# What is needed:
Top to bottom, give the entries again exactly as written.

# Exercise input:
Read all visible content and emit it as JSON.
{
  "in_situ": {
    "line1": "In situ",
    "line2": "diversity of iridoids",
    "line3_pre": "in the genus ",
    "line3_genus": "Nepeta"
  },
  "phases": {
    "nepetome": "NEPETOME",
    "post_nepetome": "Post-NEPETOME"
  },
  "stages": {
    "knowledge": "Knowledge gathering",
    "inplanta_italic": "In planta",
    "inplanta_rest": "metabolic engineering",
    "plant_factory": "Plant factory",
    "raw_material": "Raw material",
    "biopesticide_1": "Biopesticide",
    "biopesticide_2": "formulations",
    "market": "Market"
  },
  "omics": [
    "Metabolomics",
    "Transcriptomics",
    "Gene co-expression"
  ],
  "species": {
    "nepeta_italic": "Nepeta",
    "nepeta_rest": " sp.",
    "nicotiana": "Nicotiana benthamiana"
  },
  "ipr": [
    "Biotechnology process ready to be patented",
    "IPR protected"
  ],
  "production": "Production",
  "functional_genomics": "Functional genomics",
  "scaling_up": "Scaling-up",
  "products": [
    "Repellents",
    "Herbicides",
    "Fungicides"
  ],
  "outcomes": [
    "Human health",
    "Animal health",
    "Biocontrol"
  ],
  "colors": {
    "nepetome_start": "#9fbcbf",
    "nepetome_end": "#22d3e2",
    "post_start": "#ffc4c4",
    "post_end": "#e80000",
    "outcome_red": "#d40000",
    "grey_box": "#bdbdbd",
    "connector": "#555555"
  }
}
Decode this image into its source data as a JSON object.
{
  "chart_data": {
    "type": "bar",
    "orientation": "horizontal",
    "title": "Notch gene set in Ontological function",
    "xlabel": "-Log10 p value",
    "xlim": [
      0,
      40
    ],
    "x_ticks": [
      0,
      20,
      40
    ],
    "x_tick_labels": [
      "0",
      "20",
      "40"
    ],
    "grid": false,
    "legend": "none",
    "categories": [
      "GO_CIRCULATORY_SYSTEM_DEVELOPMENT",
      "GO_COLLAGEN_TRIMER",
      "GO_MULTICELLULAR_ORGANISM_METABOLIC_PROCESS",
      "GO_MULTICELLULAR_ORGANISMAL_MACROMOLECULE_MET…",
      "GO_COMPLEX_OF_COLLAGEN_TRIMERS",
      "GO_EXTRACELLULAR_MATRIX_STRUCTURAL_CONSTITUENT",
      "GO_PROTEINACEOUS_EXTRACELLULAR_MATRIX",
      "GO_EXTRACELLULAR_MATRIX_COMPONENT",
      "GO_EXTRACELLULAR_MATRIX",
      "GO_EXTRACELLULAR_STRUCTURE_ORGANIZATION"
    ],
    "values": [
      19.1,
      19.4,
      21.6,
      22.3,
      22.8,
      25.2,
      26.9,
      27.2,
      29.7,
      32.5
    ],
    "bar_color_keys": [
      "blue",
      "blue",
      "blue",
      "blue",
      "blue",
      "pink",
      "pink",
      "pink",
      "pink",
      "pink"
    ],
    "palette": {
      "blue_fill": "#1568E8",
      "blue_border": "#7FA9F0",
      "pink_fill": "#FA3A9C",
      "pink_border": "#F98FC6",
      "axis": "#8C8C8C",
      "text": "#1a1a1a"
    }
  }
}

# Solved exercise:
Read all visible content and emit it as JSON.
{
  "in_situ": {
    "line1": "In situ",
    "line2": "diversity of iridoids",
    "line3_pre": "in the genus ",
    "line3_genus": "Nepeta"
  },
  "phases": {
    "nepetome": "NEPETOME",
    "post_nepetome": "Post-NEPETOME"
  },
  "stages": {
    "knowledge": "Knowledge gathering",
    "inplanta_italic": "In planta",
    "inplanta_rest": "metabolic engineering",
    "plant_factory": "Plant factory",
    "raw_material": "Raw material",
    "biopesticide_1": "Biopesticide",
    "biopesticide_2": "formulations",
    "market": "Market"
  },
  "omics": [
    "Metabolomics",
    "Transcriptomics",
    "Gene co-expression"
  ],
  "species": {
    "nepeta_italic": "Nepeta",
    "nepeta_rest": " sp.",
    "nicotiana": "Nicotiana benthamiana"
  },
  "ipr": [
    "Biotechnology process ready to be patented",
    "IPR protected"
  ],
  "production": "Production",
  "functional_genomics": "Functional genomics",
  "scaling_up": "Scaling-up",
  "products": [
    "Repellents",
    "Herbicides",
    "Fungicides"
  ],
  "outcomes": [
    "Human health",
    "Animal health",
    "Biocontrol"
  ],
  "colors": {
    "nepetome_start": "#9fbcbf",
    "nepetome_end": "#22d3e2",
    "post_start": "#ffc4c4",
    "post_end": "#e80000",
    "outcome_red": "#d40000",
    "grey_box": "#bdbdbd",
    "connector": "#555555"
  }
}
Decode this image into its source data as a JSON object.
{
  "chart_data": {
    "type": "bar",
    "orientation": "horizontal",
    "title": "Notch gene set in Ontological function",
    "xlabel": "-Log10 p value",
    "xlim": [
      0,
      40
    ],
    "x_ticks": [
      0,
      20,
      40
    ],
    "x_tick_labels": [
      "0",
      "20",
      "40"
    ],
    "grid": false,
    "legend": "none",
    "categories": [
      "GO_CIRCULATORY_SYSTEM_DEVELOPMENT",
      "GO_COLLAGEN_TRIMER",
      "GO_MULTICELLULAR_ORGANISM_METABOLIC_PROCESS",
      "GO_MULTICELLULAR_ORGANISMAL_MACROMOLECULE_MET…",
      "GO_COMPLEX_OF_COLLAGEN_TRIMERS",
      "GO_EXTRACELLULAR_MATRIX_STRUCTURAL_CONSTITUENT",
      "GO_PROTEINACEOUS_EXTRACELLULAR_MATRIX",
      "GO_EXTRACELLULAR_MATRIX_COMPONENT",
      "GO_EXTRACELLULAR_MATRIX",
      "GO_EXTRACELLULAR_STRUCTURE_ORGANIZATION"
    ],
    "values": [
      19.1,
      19.4,
      21.6,
      22.3,
      22.8,
      25.2,
      26.9,
      27.2,
      29.7,
      32.5
    ],
    "bar_color_keys": [
      "blue",
      "blue",
      "blue",
      "blue",
      "blue",
      "pink",
      "pink",
      "pink",
      "pink",
      "pink"
    ],
    "palette": {
      "blue_fill": "#1568E8",
      "blue_border": "#7FA9F0",
      "pink_fill": "#FA3A9C",
      "pink_border": "#F98FC6",
      "axis": "#8C8C8C",
      "text": "#1a1a1a"
    }
  }
}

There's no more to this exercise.